> _INSTRUCTIONS FOR THE TASK_: Repeat each record exactly as written, and drop any images.

> _THE INPUT_:
>> begin

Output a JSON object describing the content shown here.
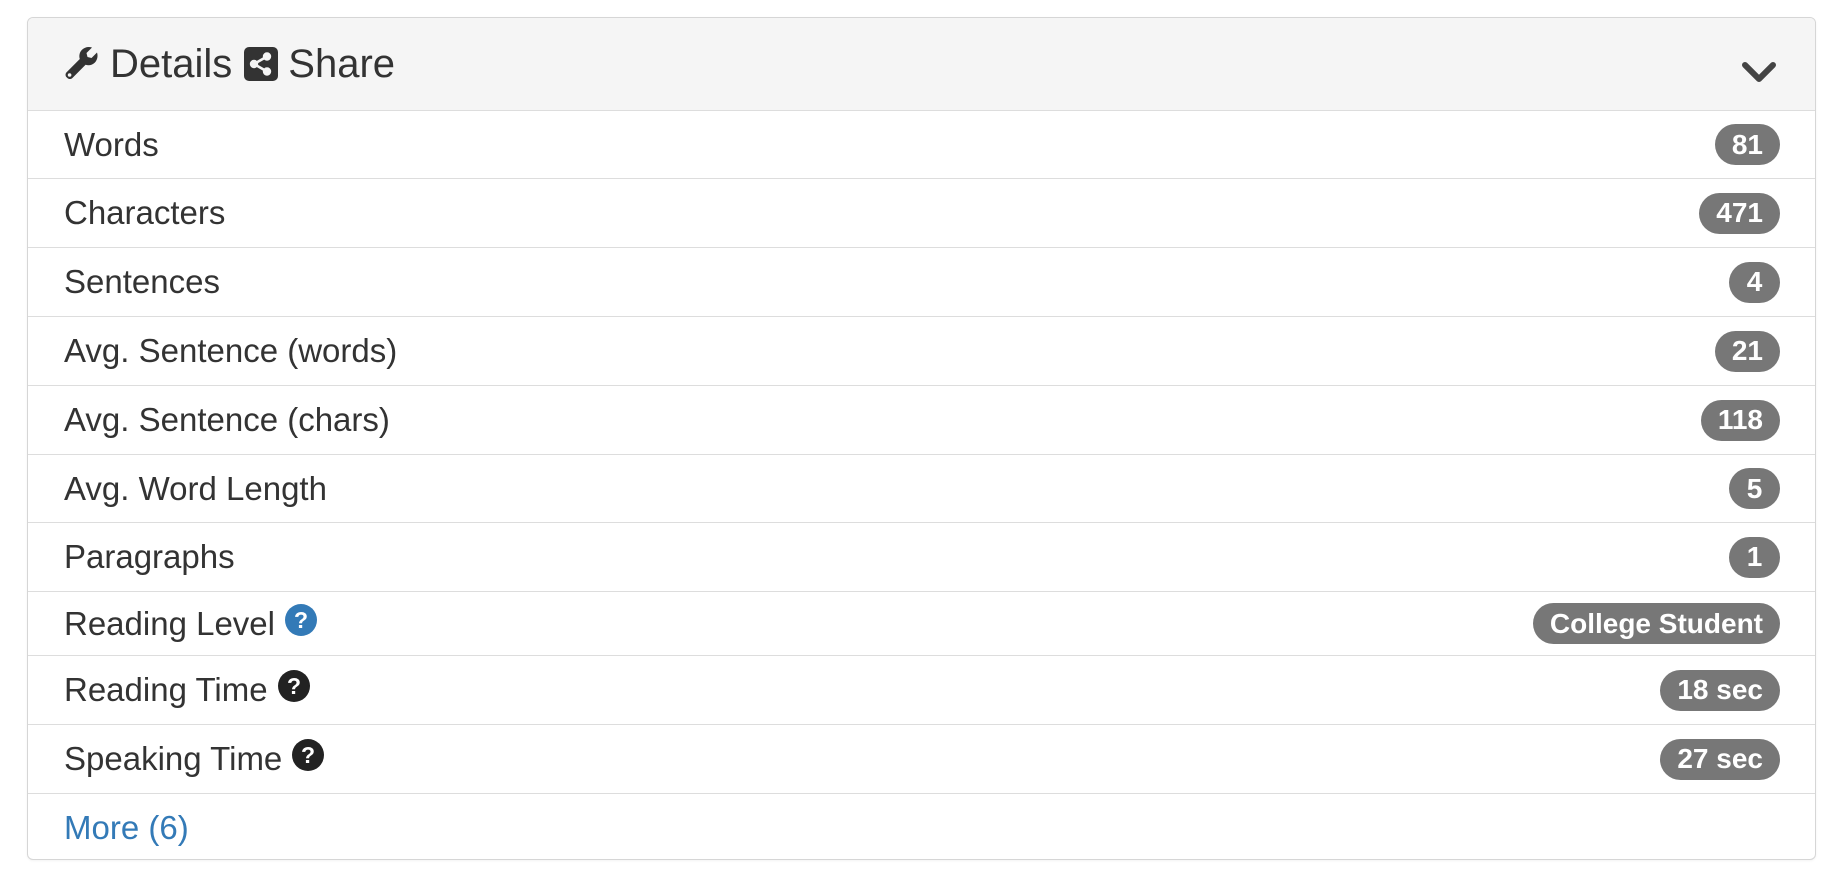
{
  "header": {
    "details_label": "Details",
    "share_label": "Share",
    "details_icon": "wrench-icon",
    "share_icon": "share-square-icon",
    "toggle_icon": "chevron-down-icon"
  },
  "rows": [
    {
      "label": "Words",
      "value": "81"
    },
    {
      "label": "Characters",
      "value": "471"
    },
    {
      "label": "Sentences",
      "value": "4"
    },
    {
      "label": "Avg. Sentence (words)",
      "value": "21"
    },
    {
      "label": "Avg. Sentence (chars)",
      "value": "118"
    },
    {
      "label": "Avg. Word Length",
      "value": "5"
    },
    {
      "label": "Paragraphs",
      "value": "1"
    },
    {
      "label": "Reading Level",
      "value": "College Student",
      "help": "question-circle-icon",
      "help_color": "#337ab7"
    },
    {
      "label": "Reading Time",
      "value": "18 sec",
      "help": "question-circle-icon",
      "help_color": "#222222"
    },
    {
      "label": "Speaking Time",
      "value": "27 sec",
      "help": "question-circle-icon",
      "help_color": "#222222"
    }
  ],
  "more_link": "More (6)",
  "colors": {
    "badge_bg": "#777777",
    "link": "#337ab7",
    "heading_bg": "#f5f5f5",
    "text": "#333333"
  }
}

>> end

> _OUTPUT BELOW_:
Output a JSON object describing the content shown here.
{
  "header": {
    "details_label": "Details",
    "share_label": "Share",
    "details_icon": "wrench-icon",
    "share_icon": "share-square-icon",
    "toggle_icon": "chevron-down-icon"
  },
  "rows": [
    {
      "label": "Words",
      "value": "81"
    },
    {
      "label": "Characters",
      "value": "471"
    },
    {
      "label": "Sentences",
      "value": "4"
    },
    {
      "label": "Avg. Sentence (words)",
      "value": "21"
    },
    {
      "label": "Avg. Sentence (chars)",
      "value": "118"
    },
    {
      "label": "Avg. Word Length",
      "value": "5"
    },
    {
      "label": "Paragraphs",
      "value": "1"
    },
    {
      "label": "Reading Level",
      "value": "College Student",
      "help": "question-circle-icon",
      "help_color": "#337ab7"
    },
    {
      "label": "Reading Time",
      "value": "18 sec",
      "help": "question-circle-icon",
      "help_color": "#222222"
    },
    {
      "label": "Speaking Time",
      "value": "27 sec",
      "help": "question-circle-icon",
      "help_color": "#222222"
    }
  ],
  "more_link": "More (6)",
  "colors": {
    "badge_bg": "#777777",
    "link": "#337ab7",
    "heading_bg": "#f5f5f5",
    "text": "#333333"
  }
}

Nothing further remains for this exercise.